[Work required] Skip the pictures and quote all of the lines exactly.

[Listed entries]

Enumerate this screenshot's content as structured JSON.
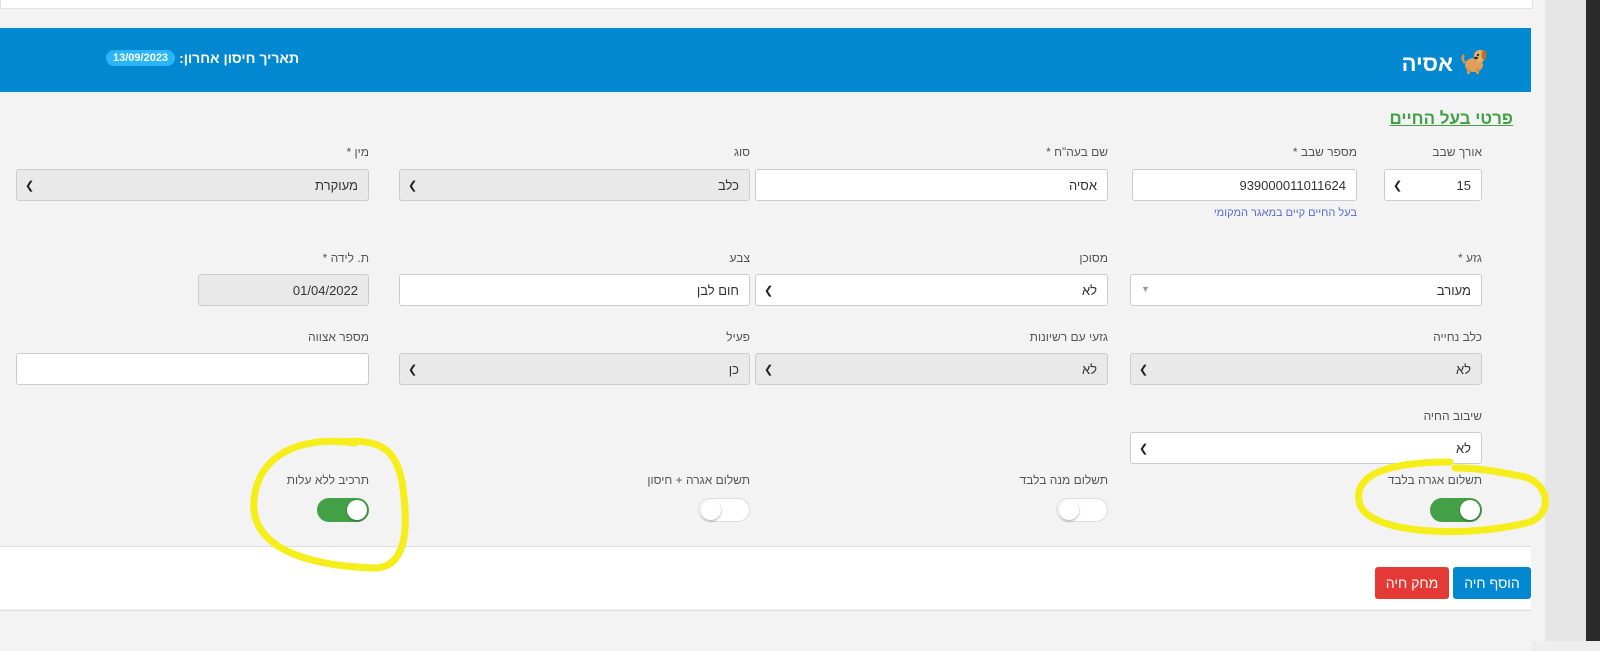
{
  "header": {
    "pet_name": "אסיה",
    "last_vaccine_label": "תאריך חיסון אחרון:",
    "last_vaccine_date": "13/09/2023",
    "pet_icon": "dog-icon"
  },
  "section_title": "פרטי בעל החיים",
  "fields": {
    "chip_length": {
      "label": "אורך שבב",
      "value": "15"
    },
    "chip_number": {
      "label": "מספר שבב *",
      "value": "939000011011624",
      "hint": "בעל החיים קיים במאגר המקומי"
    },
    "pet_name": {
      "label": "שם בעה\"ח *",
      "value": "אסיה"
    },
    "type": {
      "label": "סוג",
      "value": "כלב"
    },
    "sex": {
      "label": "מין *",
      "value": "מעוקרת"
    },
    "breed": {
      "label": "גזע *",
      "value": "מעורב"
    },
    "dangerous": {
      "label": "מסוכן",
      "value": "לא"
    },
    "color": {
      "label": "צבע",
      "value": "חום לבן"
    },
    "birth_date": {
      "label": "ת. לידה *",
      "value": "01/04/2022"
    },
    "guide_dog": {
      "label": "כלב נחייה",
      "value": "לא"
    },
    "licensed_breed": {
      "label": "גזעי עם רשיונות",
      "value": "לא"
    },
    "active": {
      "label": "פעיל",
      "value": "כן"
    },
    "order_number": {
      "label": "מספר אצווה",
      "value": ""
    },
    "chipping": {
      "label": "שיבוב החיה",
      "value": "לא"
    }
  },
  "toggles": {
    "fee_only": {
      "label": "תשלום אגרה בלבד",
      "on": true
    },
    "dose_only": {
      "label": "תשלום מנה בלבד",
      "on": false
    },
    "fee_and_vaccine": {
      "label": "תשלום אגרה + חיסון",
      "on": false
    },
    "no_cost_component": {
      "label": "תרכיב ללא עלות",
      "on": true
    }
  },
  "buttons": {
    "add_pet": "הוסף חיה",
    "delete_pet": "מחק חיה"
  },
  "colors": {
    "header_bg": "#0288d1",
    "toggle_on": "#43a047",
    "add_button": "#0288d1",
    "delete_button": "#e53935",
    "annotation": "#f5ee1b"
  }
}
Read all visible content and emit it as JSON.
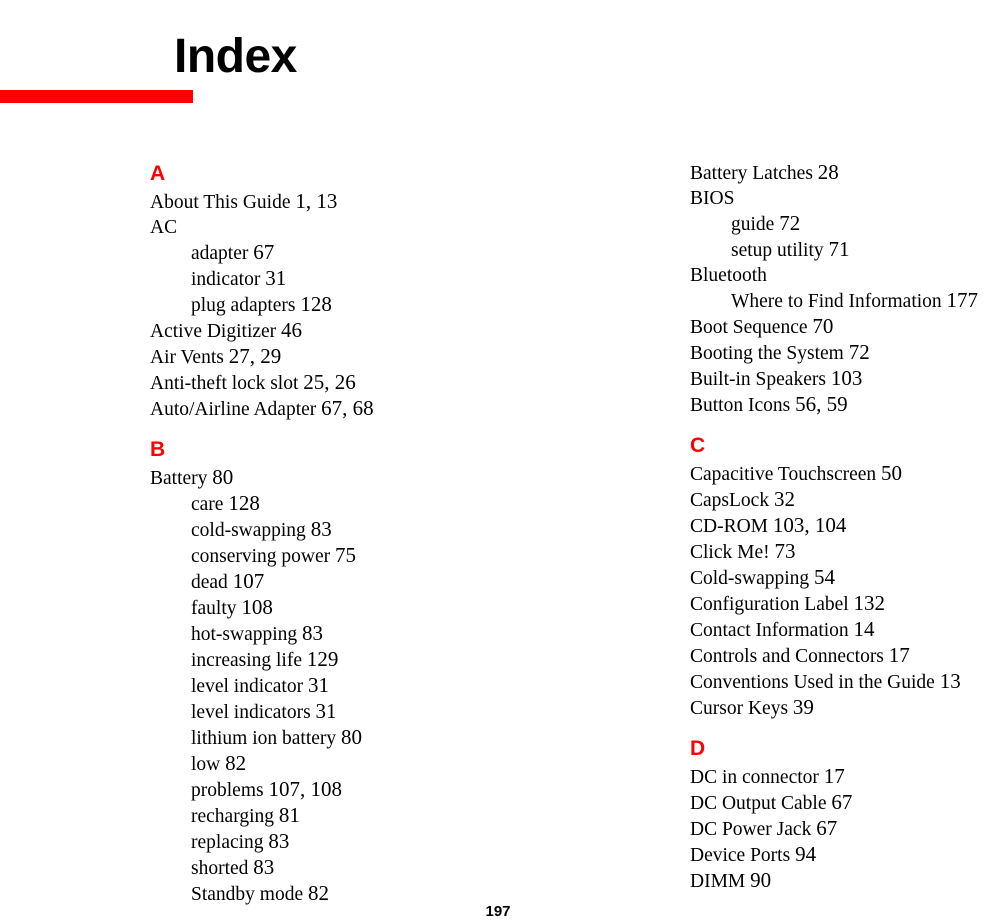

[Full answer]
Enumerate this screenshot's content as structured JSON.
{
  "header": {
    "pet_name": "אסיה",
    "last_vaccine_label": "תאריך חיסון אחרון:",
    "last_vaccine_date": "13/09/2023",
    "pet_icon": "dog-icon"
  },
  "section_title": "פרטי בעל החיים",
  "fields": {
    "chip_length": {
      "label": "אורך שבב",
      "value": "15"
    },
    "chip_number": {
      "label": "מספר שבב *",
      "value": "939000011011624",
      "hint": "בעל החיים קיים במאגר המקומי"
    },
    "pet_name": {
      "label": "שם בעה\"ח *",
      "value": "אסיה"
    },
    "type": {
      "label": "סוג",
      "value": "כלב"
    },
    "sex": {
      "label": "מין *",
      "value": "מעוקרת"
    },
    "breed": {
      "label": "גזע *",
      "value": "מעורב"
    },
    "dangerous": {
      "label": "מסוכן",
      "value": "לא"
    },
    "color": {
      "label": "צבע",
      "value": "חום לבן"
    },
    "birth_date": {
      "label": "ת. לידה *",
      "value": "01/04/2022"
    },
    "guide_dog": {
      "label": "כלב נחייה",
      "value": "לא"
    },
    "licensed_breed": {
      "label": "גזעי עם רשיונות",
      "value": "לא"
    },
    "active": {
      "label": "פעיל",
      "value": "כן"
    },
    "order_number": {
      "label": "מספר אצווה",
      "value": ""
    },
    "chipping": {
      "label": "שיבוב החיה",
      "value": "לא"
    }
  },
  "toggles": {
    "fee_only": {
      "label": "תשלום אגרה בלבד",
      "on": true
    },
    "dose_only": {
      "label": "תשלום מנה בלבד",
      "on": false
    },
    "fee_and_vaccine": {
      "label": "תשלום אגרה + חיסון",
      "on": false
    },
    "no_cost_component": {
      "label": "תרכיב ללא עלות",
      "on": true
    }
  },
  "buttons": {
    "add_pet": "הוסף חיה",
    "delete_pet": "מחק חיה"
  },
  "colors": {
    "header_bg": "#0288d1",
    "toggle_on": "#43a047",
    "add_button": "#0288d1",
    "delete_button": "#e53935",
    "annotation": "#f5ee1b"
  }
}
Read all visible content and emit it as JSON.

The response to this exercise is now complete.